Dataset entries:

----------

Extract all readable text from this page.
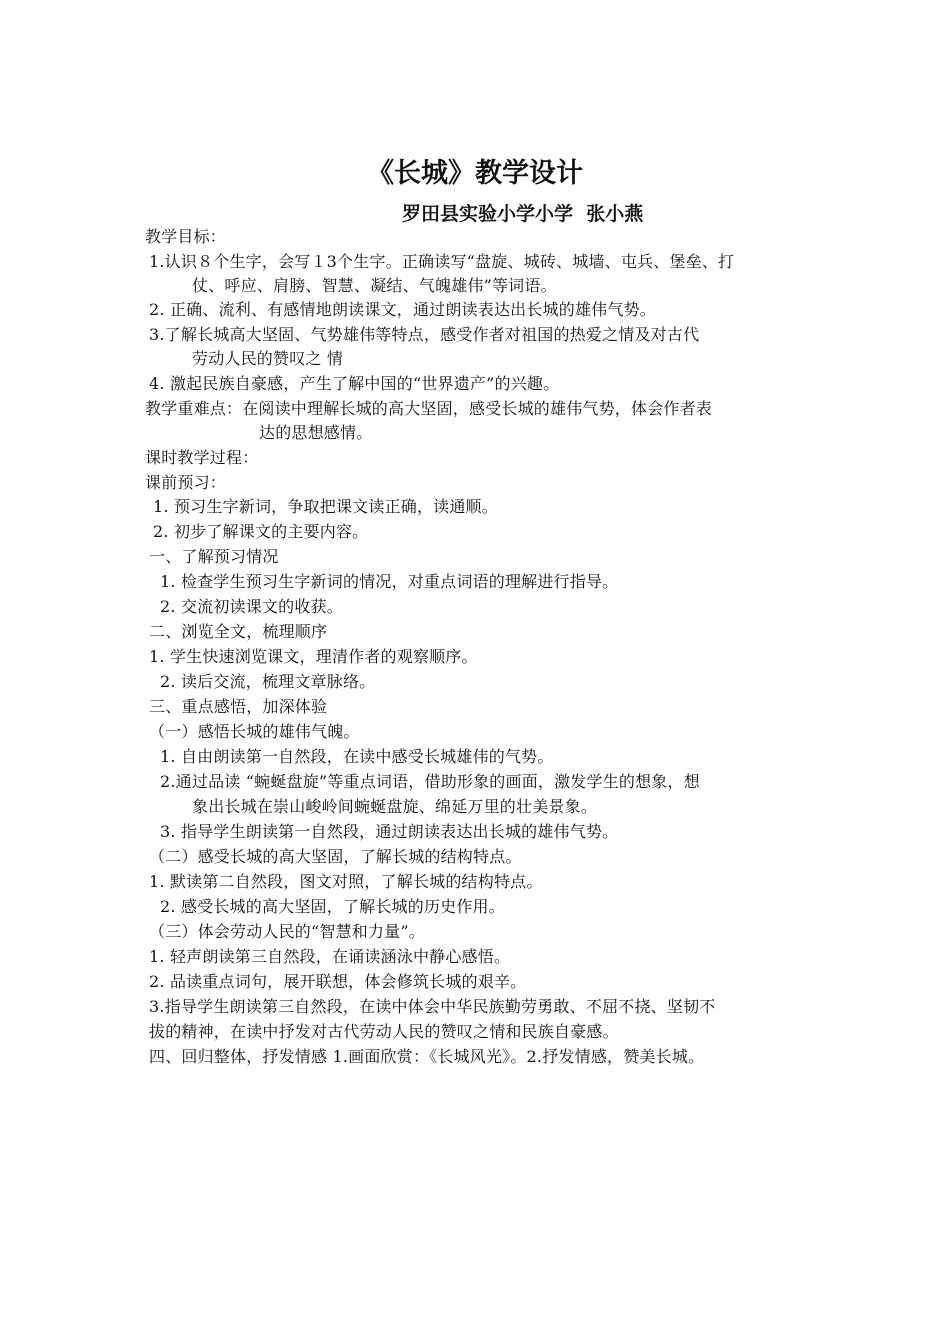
《长城》教学设计
罗田县实验小学小学  张小燕
教学目标：
1.认识８个生字，会写１3个生字。正确读写“盘旋、城砖、城墙、屯兵、堡垒、打
仗、呼应、肩膀、智慧、凝结、气魄雄伟”等词语。
2. 正确、流利、有感情地朗读课文，通过朗读表达出长城的雄伟气势。
3.了解长城高大坚固、气势雄伟等特点，感受作者对祖国的热爱之情及对古代
劳动人民的赞叹之 情
4. 激起民族自豪感，产生了解中国的“世界遗产”的兴趣。
教学重难点：在阅读中理解长城的高大坚固，感受长城的雄伟气势，体会作者表
达的思想感情。
课时教学过程：
课前预习：
1. 预习生字新词，争取把课文读正确，读通顺。
2. 初步了解课文的主要内容。
一、了解预习情况
1. 检查学生预习生字新词的情况，对重点词语的理解进行指导。
2. 交流初读课文的收获。
二、浏览全文，梳理顺序
1. 学生快速浏览课文，理清作者的观察顺序。
2. 读后交流，梳理文章脉络。
三、重点感悟，加深体验
（一）感悟长城的雄伟气魄。
1. 自由朗读第一自然段，在读中感受长城雄伟的气势。
2.通过品读 “蜿蜒盘旋”等重点词语，借助形象的画面，激发学生的想象，想
象出长城在崇山峻岭间蜿蜒盘旋、绵延万里的壮美景象。
3. 指导学生朗读第一自然段，通过朗读表达出长城的雄伟气势。
（二）感受长城的高大坚固，了解长城的结构特点。
1. 默读第二自然段，图文对照，了解长城的结构特点。
2. 感受长城的高大坚固，了解长城的历史作用。
（三）体会劳动人民的“智慧和力量”。
1. 轻声朗读第三自然段，在诵读涵泳中静心感悟。
2. 品读重点词句，展开联想，体会修筑长城的艰辛。
3.指导学生朗读第三自然段，在读中体会中华民族勤劳勇敢、不屈不挠、坚韧不
拔的精神，在读中抒发对古代劳动人民的赞叹之情和民族自豪感。
四、回归整体，抒发情感 1.画面欣赏：《长城风光》。2.抒发情感，赞美长城。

----------

Work to do - Write the listing out a second time exactly, dropping all images.

Exercise result -
Extract all readable text from this page.
《长城》教学设计
罗田县实验小学小学  张小燕
教学目标：
1.认识８个生字，会写１3个生字。正确读写“盘旋、城砖、城墙、屯兵、堡垒、打
仗、呼应、肩膀、智慧、凝结、气魄雄伟”等词语。
2. 正确、流利、有感情地朗读课文，通过朗读表达出长城的雄伟气势。
3.了解长城高大坚固、气势雄伟等特点，感受作者对祖国的热爱之情及对古代
劳动人民的赞叹之 情
4. 激起民族自豪感，产生了解中国的“世界遗产”的兴趣。
教学重难点：在阅读中理解长城的高大坚固，感受长城的雄伟气势，体会作者表
达的思想感情。
课时教学过程：
课前预习：
1. 预习生字新词，争取把课文读正确，读通顺。
2. 初步了解课文的主要内容。
一、了解预习情况
1. 检查学生预习生字新词的情况，对重点词语的理解进行指导。
2. 交流初读课文的收获。
二、浏览全文，梳理顺序
1. 学生快速浏览课文，理清作者的观察顺序。
2. 读后交流，梳理文章脉络。
三、重点感悟，加深体验
（一）感悟长城的雄伟气魄。
1. 自由朗读第一自然段，在读中感受长城雄伟的气势。
2.通过品读 “蜿蜒盘旋”等重点词语，借助形象的画面，激发学生的想象，想
象出长城在崇山峻岭间蜿蜒盘旋、绵延万里的壮美景象。
3. 指导学生朗读第一自然段，通过朗读表达出长城的雄伟气势。
（二）感受长城的高大坚固，了解长城的结构特点。
1. 默读第二自然段，图文对照，了解长城的结构特点。
2. 感受长城的高大坚固，了解长城的历史作用。
（三）体会劳动人民的“智慧和力量”。
1. 轻声朗读第三自然段，在诵读涵泳中静心感悟。
2. 品读重点词句，展开联想，体会修筑长城的艰辛。
3.指导学生朗读第三自然段，在读中体会中华民族勤劳勇敢、不屈不挠、坚韧不
拔的精神，在读中抒发对古代劳动人民的赞叹之情和民族自豪感。
四、回归整体，抒发情感 1.画面欣赏：《长城风光》。2.抒发情感，赞美长城。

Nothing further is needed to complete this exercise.